▶ [CHALLENGE]: Copy the data exactly as it appears, and do not include any pictures.

▶ [RECORDS TO PROCESS]:
▼
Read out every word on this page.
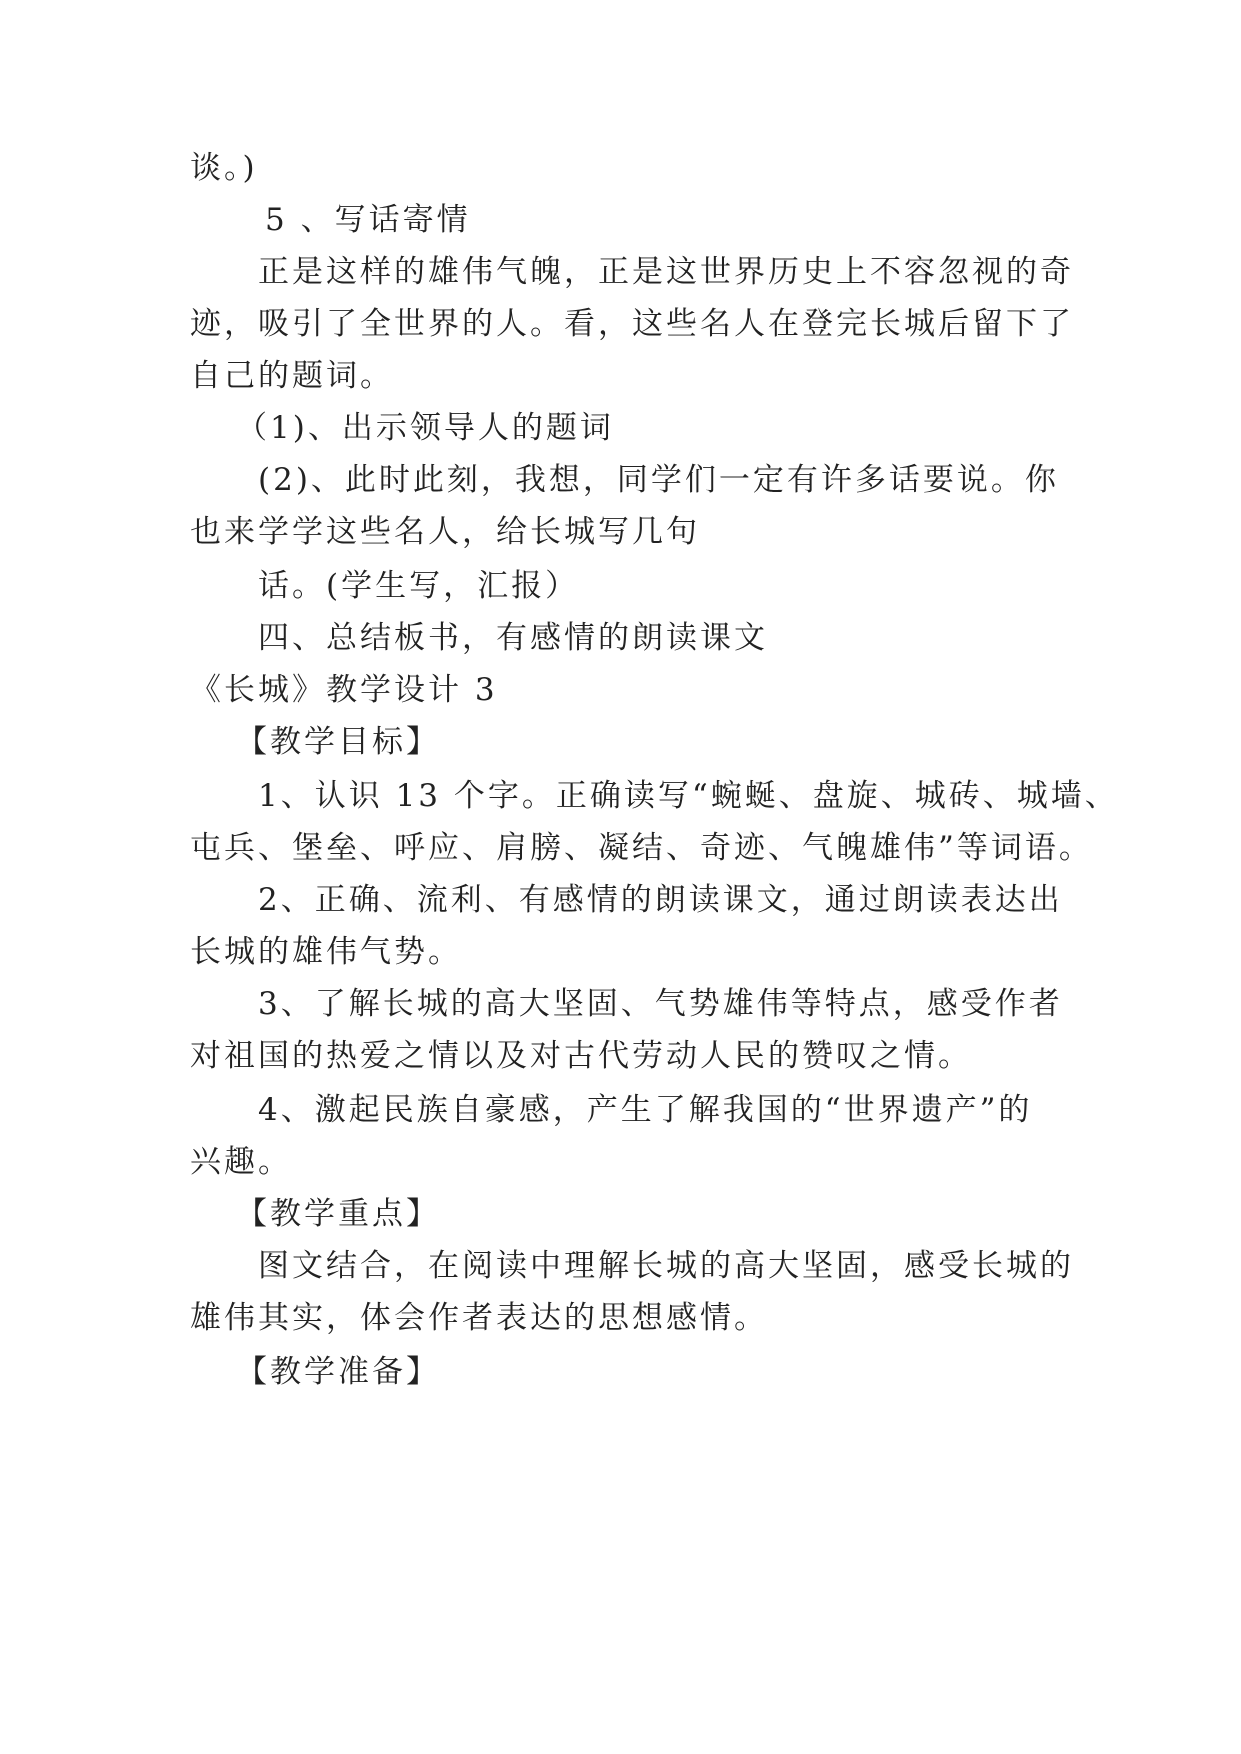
谈。)
5 、写话寄情
正是这样的雄伟气魄，正是这世界历史上不容忽视的奇
迹，吸引了全世界的人。看，这些名人在登完长城后留下了
自己的题词。
（1)、出示领导人的题词
(2)、此时此刻，我想，同学们一定有许多话要说。你
也来学学这些名人，给长城写几句
话。(学生写，汇报）
四、总结板书，有感情的朗读课文
《长城》教学设计 3
【教学目标】
1、认识 13 个字。正确读写“蜿蜒、盘旋、城砖、城墙、
屯兵、堡垒、呼应、肩膀、凝结、奇迹、气魄雄伟”等词语。
2、正确、流利、有感情的朗读课文，通过朗读表达出
长城的雄伟气势。
3、了解长城的高大坚固、气势雄伟等特点，感受作者
对祖国的热爱之情以及对古代劳动人民的赞叹之情。
4、激起民族自豪感，产生了解我国的“世界遗产”的
兴趣。
【教学重点】
图文结合，在阅读中理解长城的高大坚固，感受长城的
雄伟其实，体会作者表达的思想感情。
【教学准备】
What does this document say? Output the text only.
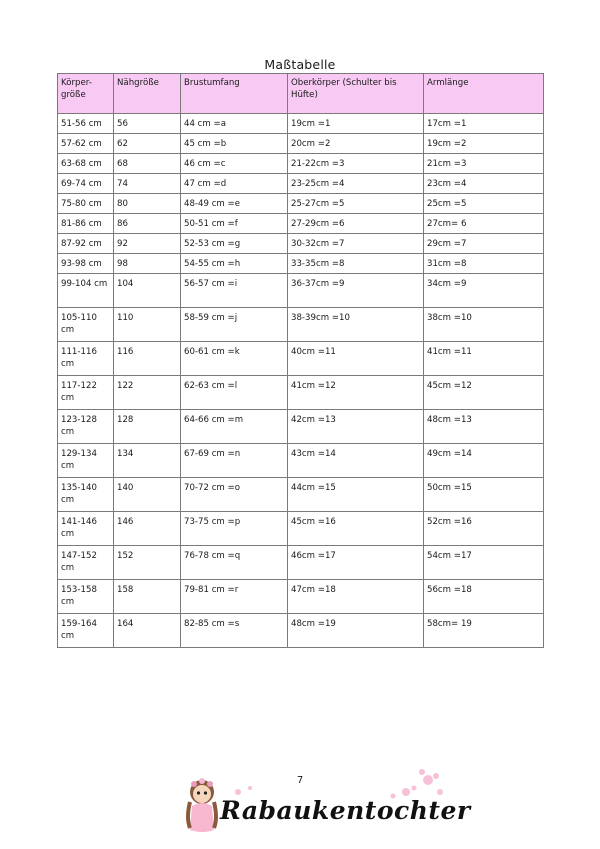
Maßtabelle
Körper-größe	Nähgröße	Brustumfang	Oberkörper (Schulter bis Hüfte)	Armlänge
51-56 cm	56	44 cm =a	19cm =1	17cm =1
57-62 cm	62	45 cm =b	20cm =2	19cm =2
63-68 cm	68	46 cm =c	21-22cm =3	21cm =3
69-74 cm	74	47 cm =d	23-25cm =4	23cm =4
75-80 cm	80	48-49 cm =e	25-27cm =5	25cm =5
81-86 cm	86	50-51 cm =f	27-29cm =6	27cm= 6
87-92 cm	92	52-53 cm =g	30-32cm =7	29cm =7
93-98 cm	98	54-55 cm =h	33-35cm =8	31cm =8
99-104 cm	104	56-57 cm =i	36-37cm =9	34cm =9
105-110 cm	110	58-59 cm =j	38-39cm =10	38cm =10
111-116 cm	116	60-61 cm =k	40cm =11	41cm =11
117-122 cm	122	62-63 cm =l	41cm =12	45cm =12
123-128 cm	128	64-66 cm =m	42cm =13	48cm =13
129-134 cm	134	67-69 cm =n	43cm =14	49cm =14
135-140 cm	140	70-72 cm =o	44cm =15	50cm =15
141-146 cm	146	73-75 cm =p	45cm =16	52cm =16
147-152 cm	152	76-78 cm =q	46cm =17	54cm =17
153-158 cm	158	79-81 cm =r	47cm =18	56cm =18
159-164 cm	164	82-85 cm =s	48cm =19	58cm= 19
7
Rabaukentochter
▲
▶ [RESULT FOR THIS TASK]:
Read out every word on this page.
谈。)
5 、写话寄情
正是这样的雄伟气魄，正是这世界历史上不容忽视的奇
迹，吸引了全世界的人。看，这些名人在登完长城后留下了
自己的题词。
（1)、出示领导人的题词
(2)、此时此刻，我想，同学们一定有许多话要说。你
也来学学这些名人，给长城写几句
话。(学生写，汇报）
四、总结板书，有感情的朗读课文
《长城》教学设计 3
【教学目标】
1、认识 13 个字。正确读写“蜿蜒、盘旋、城砖、城墙、
屯兵、堡垒、呼应、肩膀、凝结、奇迹、气魄雄伟”等词语。
2、正确、流利、有感情的朗读课文，通过朗读表达出
长城的雄伟气势。
3、了解长城的高大坚固、气势雄伟等特点，感受作者
对祖国的热爱之情以及对古代劳动人民的赞叹之情。
4、激起民族自豪感，产生了解我国的“世界遗产”的
兴趣。
【教学重点】
图文结合，在阅读中理解长城的高大坚固，感受长城的
雄伟其实，体会作者表达的思想感情。
【教学准备】
What does this document say? Output the text only.
Maßtabelle
Körper-größe	Nähgröße	Brustumfang	Oberkörper (Schulter bis Hüfte)	Armlänge
51-56 cm	56	44 cm =a	19cm =1	17cm =1
57-62 cm	62	45 cm =b	20cm =2	19cm =2
63-68 cm	68	46 cm =c	21-22cm =3	21cm =3
69-74 cm	74	47 cm =d	23-25cm =4	23cm =4
75-80 cm	80	48-49 cm =e	25-27cm =5	25cm =5
81-86 cm	86	50-51 cm =f	27-29cm =6	27cm= 6
87-92 cm	92	52-53 cm =g	30-32cm =7	29cm =7
93-98 cm	98	54-55 cm =h	33-35cm =8	31cm =8
99-104 cm	104	56-57 cm =i	36-37cm =9	34cm =9
105-110 cm	110	58-59 cm =j	38-39cm =10	38cm =10
111-116 cm	116	60-61 cm =k	40cm =11	41cm =11
117-122 cm	122	62-63 cm =l	41cm =12	45cm =12
123-128 cm	128	64-66 cm =m	42cm =13	48cm =13
129-134 cm	134	67-69 cm =n	43cm =14	49cm =14
135-140 cm	140	70-72 cm =o	44cm =15	50cm =15
141-146 cm	146	73-75 cm =p	45cm =16	52cm =16
147-152 cm	152	76-78 cm =q	46cm =17	54cm =17
153-158 cm	158	79-81 cm =r	47cm =18	56cm =18
159-164 cm	164	82-85 cm =s	48cm =19	58cm= 19
7
Rabaukentochter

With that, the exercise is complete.